─── Data rows ───
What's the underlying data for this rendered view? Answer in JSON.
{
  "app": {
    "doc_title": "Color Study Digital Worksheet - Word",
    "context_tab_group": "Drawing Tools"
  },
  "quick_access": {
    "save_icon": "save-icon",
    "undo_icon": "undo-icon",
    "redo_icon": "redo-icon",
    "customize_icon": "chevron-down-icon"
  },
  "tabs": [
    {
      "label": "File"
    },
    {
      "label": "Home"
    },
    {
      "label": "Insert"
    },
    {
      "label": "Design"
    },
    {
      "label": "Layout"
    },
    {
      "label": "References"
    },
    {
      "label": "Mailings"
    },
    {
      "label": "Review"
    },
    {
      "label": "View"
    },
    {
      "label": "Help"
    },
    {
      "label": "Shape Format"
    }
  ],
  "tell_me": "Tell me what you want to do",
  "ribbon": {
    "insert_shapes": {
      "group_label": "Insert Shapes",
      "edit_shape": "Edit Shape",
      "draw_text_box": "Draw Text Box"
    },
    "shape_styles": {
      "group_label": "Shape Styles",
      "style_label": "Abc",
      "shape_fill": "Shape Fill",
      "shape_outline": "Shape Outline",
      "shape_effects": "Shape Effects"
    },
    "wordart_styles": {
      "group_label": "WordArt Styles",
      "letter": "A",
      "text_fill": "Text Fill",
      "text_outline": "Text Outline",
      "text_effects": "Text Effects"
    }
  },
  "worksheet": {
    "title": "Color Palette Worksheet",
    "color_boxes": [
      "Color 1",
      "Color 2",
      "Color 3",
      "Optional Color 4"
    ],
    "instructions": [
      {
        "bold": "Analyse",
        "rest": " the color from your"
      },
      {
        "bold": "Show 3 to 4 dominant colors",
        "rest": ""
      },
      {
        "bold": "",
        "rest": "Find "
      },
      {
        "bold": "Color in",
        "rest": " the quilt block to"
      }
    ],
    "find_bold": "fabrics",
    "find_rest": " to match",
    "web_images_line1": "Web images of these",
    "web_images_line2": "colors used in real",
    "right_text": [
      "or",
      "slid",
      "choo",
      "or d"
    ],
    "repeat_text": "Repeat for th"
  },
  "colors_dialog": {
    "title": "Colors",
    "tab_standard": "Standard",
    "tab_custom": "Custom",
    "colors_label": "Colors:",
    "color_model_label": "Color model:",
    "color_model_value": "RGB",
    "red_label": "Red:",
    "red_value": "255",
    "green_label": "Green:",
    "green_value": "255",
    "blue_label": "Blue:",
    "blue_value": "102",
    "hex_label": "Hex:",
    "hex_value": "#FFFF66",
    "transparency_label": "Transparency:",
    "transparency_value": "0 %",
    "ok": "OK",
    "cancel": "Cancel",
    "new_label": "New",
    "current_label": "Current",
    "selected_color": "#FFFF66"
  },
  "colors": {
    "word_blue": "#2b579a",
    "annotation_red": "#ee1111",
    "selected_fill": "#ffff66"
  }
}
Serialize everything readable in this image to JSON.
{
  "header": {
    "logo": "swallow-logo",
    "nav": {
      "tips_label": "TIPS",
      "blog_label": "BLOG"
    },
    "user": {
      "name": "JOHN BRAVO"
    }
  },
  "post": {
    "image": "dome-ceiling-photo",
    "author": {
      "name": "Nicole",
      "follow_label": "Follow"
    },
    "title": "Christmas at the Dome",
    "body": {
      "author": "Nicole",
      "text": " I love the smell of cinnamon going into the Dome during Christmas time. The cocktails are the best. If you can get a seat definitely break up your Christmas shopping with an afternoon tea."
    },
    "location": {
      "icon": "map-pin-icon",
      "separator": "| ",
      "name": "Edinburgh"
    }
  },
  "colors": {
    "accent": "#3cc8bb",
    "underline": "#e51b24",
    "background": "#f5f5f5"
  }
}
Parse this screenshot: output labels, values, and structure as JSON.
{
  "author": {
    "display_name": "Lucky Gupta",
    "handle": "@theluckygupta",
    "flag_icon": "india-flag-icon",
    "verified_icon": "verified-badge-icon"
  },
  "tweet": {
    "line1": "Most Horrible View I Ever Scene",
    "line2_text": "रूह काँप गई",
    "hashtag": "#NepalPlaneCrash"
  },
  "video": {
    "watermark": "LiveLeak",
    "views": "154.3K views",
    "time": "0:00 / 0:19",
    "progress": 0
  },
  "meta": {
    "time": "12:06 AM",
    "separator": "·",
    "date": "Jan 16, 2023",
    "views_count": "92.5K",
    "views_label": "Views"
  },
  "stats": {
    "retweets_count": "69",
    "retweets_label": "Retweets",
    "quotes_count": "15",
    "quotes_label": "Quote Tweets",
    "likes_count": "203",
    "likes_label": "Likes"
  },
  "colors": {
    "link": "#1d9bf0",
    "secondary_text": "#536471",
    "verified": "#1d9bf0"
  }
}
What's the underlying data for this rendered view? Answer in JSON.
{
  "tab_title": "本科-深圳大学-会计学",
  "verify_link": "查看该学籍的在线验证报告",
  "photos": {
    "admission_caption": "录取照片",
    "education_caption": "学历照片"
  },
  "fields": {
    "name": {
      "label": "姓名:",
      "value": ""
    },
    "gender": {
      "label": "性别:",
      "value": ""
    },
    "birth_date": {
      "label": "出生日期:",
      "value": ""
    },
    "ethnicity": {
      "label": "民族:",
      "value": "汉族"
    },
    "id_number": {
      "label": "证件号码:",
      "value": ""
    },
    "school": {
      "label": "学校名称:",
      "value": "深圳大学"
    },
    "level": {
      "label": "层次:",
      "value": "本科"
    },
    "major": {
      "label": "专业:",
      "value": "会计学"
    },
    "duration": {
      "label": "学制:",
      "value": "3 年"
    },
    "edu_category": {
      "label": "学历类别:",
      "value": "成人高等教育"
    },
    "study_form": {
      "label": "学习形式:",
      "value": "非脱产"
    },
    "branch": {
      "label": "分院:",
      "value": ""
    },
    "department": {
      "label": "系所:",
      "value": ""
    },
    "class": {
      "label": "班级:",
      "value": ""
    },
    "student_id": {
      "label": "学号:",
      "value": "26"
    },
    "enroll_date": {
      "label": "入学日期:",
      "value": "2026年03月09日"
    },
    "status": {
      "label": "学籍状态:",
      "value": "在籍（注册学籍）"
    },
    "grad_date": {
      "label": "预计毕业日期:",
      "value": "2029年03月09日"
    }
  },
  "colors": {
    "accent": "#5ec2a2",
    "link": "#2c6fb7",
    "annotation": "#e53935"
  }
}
───
*Task goal*. Work through the records above line by line and count those that hold the string "Christmas". Give only the result.

*Complete response*. 2